Requirements: Go through the records and show each line where the word "داده" occurs.

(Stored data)
▬▬▬

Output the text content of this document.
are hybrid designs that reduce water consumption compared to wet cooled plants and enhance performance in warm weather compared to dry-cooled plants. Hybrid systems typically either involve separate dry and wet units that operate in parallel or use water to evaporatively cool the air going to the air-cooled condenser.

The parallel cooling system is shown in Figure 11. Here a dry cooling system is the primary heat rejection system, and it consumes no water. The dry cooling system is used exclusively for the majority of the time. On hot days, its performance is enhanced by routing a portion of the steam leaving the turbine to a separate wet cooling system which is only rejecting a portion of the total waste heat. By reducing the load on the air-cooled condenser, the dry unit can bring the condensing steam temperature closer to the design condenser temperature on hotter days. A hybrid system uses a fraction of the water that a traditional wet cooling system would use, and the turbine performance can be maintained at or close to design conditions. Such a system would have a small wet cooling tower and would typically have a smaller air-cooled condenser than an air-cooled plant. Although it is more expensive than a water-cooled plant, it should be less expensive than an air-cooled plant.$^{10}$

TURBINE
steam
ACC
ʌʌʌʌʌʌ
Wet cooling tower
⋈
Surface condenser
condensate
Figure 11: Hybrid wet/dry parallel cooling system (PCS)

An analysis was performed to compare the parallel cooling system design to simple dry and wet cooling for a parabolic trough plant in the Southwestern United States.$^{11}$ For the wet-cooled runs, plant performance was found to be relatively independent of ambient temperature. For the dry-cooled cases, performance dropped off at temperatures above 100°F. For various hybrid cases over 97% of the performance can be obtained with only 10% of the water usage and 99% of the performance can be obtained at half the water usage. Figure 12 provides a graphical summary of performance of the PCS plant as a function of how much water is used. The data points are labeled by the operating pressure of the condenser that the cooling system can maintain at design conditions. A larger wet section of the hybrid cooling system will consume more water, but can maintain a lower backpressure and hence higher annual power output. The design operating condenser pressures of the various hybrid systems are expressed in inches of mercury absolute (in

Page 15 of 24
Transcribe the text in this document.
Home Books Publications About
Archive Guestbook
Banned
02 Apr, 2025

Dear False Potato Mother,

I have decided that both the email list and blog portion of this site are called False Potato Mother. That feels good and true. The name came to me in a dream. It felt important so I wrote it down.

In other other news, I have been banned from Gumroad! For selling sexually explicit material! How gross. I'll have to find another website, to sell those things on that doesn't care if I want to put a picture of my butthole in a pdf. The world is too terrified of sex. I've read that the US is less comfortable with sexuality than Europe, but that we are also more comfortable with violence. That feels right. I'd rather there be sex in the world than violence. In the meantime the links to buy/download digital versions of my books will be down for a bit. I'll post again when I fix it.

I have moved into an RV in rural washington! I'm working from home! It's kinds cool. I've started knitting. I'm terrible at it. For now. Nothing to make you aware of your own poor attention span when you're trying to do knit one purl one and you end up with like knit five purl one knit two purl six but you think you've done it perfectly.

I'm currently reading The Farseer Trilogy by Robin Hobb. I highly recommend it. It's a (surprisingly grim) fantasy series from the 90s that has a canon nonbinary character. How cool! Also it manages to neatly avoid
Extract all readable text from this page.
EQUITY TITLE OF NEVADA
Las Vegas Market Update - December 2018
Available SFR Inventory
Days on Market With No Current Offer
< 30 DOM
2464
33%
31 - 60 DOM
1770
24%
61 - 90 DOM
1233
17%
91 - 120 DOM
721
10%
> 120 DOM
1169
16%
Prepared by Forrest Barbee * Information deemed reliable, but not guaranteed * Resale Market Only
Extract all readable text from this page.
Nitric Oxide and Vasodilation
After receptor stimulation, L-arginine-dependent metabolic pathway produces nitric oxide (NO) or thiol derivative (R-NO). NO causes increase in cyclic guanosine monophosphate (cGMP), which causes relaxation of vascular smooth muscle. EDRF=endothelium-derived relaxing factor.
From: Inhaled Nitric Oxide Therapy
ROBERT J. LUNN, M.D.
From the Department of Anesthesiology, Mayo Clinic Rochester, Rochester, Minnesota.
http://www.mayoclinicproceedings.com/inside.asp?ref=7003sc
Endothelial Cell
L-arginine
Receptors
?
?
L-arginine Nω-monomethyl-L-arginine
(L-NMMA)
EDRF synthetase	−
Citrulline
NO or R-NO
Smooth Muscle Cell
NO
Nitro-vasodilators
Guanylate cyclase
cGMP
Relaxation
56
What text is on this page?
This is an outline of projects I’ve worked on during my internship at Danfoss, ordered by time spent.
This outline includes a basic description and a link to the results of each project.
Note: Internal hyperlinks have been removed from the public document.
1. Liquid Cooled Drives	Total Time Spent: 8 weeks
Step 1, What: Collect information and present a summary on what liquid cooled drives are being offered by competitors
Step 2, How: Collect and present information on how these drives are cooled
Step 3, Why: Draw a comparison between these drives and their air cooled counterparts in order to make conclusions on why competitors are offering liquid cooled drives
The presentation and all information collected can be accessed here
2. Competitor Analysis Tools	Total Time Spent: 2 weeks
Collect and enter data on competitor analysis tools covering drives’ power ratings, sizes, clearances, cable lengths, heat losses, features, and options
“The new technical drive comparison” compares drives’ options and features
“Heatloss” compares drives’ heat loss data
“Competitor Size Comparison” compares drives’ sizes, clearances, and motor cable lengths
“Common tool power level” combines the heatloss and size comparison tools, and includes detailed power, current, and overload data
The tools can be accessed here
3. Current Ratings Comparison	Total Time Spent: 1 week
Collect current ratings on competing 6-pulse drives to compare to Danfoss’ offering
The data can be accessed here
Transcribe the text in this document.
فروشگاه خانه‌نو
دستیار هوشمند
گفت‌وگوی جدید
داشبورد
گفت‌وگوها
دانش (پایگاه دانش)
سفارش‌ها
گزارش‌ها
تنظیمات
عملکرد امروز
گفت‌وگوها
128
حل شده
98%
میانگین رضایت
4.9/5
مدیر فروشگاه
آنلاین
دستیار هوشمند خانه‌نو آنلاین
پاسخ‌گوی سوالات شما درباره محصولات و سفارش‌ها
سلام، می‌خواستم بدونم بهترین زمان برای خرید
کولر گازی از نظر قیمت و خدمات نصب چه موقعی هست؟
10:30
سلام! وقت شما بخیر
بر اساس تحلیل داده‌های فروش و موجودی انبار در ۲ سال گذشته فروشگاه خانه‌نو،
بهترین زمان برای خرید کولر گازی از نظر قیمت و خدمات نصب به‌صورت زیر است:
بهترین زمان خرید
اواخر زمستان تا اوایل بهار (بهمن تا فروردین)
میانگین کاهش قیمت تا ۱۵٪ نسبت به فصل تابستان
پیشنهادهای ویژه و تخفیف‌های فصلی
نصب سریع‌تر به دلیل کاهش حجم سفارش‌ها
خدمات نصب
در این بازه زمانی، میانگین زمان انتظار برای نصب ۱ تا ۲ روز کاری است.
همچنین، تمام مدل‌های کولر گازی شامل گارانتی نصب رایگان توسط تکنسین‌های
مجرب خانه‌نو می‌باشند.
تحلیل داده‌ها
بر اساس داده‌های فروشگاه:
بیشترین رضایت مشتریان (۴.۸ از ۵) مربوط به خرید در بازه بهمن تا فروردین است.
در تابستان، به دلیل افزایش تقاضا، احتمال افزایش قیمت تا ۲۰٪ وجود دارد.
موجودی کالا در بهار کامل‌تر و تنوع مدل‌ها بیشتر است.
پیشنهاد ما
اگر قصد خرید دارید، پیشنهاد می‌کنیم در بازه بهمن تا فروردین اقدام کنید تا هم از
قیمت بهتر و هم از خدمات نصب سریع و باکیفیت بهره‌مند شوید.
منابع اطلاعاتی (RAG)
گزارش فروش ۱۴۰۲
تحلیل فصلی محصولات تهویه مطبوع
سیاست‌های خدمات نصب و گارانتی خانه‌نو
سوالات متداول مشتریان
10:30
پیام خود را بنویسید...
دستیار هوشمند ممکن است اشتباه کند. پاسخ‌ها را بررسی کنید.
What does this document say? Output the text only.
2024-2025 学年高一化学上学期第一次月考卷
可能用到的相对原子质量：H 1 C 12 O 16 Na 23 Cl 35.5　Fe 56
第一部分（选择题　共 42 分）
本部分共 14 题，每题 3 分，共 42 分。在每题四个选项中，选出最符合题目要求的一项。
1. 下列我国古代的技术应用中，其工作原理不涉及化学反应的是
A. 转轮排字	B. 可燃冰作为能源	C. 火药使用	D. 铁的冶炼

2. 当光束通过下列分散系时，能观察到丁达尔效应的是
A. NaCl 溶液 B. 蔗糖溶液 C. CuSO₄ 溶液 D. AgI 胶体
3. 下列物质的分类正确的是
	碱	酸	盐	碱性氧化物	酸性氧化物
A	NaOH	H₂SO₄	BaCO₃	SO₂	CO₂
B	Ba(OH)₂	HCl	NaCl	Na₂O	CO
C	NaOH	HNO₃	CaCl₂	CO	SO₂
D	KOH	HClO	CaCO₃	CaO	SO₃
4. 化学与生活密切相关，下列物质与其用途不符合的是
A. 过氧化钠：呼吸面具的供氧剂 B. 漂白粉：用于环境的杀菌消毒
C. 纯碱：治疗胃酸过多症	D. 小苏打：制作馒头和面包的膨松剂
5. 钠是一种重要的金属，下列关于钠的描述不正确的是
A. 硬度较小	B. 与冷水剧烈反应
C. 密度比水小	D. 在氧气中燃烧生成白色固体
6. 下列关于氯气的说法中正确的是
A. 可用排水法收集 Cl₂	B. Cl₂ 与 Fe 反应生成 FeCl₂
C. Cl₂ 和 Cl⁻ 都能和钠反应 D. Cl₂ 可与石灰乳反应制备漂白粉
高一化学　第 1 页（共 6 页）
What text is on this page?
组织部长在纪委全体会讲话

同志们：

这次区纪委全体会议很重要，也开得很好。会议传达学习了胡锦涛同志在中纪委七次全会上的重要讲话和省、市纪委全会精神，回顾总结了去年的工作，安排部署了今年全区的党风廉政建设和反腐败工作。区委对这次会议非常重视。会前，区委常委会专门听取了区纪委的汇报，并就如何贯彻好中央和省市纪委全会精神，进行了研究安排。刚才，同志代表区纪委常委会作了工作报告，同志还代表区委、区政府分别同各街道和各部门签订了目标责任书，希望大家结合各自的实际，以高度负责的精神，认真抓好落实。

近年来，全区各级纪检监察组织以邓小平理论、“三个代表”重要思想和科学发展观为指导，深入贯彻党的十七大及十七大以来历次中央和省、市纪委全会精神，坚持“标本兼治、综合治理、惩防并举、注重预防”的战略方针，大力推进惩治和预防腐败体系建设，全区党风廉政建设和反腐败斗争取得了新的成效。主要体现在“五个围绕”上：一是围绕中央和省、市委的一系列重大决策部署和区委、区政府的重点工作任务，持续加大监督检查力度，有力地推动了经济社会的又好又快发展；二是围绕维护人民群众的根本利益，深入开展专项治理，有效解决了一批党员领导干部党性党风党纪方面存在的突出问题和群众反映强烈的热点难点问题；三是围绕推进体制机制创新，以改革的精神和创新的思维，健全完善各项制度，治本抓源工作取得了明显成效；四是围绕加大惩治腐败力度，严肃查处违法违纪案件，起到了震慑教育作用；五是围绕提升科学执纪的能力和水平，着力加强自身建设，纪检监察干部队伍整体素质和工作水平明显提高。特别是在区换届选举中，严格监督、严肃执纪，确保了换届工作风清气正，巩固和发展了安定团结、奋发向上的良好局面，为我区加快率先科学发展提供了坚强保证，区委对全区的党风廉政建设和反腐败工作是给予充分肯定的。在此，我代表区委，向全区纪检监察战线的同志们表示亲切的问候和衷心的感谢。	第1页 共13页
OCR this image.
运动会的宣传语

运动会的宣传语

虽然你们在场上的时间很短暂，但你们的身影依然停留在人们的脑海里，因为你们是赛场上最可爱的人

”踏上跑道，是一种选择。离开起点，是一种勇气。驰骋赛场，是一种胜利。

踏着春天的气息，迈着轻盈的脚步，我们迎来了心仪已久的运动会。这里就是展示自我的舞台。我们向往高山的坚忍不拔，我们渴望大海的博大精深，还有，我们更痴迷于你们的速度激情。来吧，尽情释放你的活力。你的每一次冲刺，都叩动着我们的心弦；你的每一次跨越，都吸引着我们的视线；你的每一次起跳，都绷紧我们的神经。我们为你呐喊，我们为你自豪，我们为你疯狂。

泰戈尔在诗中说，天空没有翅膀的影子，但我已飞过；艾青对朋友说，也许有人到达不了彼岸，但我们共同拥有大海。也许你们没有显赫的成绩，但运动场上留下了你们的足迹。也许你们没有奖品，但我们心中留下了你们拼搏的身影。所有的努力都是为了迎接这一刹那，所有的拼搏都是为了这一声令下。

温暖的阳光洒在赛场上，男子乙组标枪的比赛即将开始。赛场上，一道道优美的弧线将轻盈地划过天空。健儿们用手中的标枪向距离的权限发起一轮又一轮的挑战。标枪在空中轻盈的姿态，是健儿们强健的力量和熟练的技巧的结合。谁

▬▬▬

Answer to this problem:
بر اساس تحلیل داده‌های فروش و موجودی انبار در ۲ سال گذشته فروشگاه خانه‌نو،
تحلیل داده‌ها
بر اساس داده‌های فروشگاه:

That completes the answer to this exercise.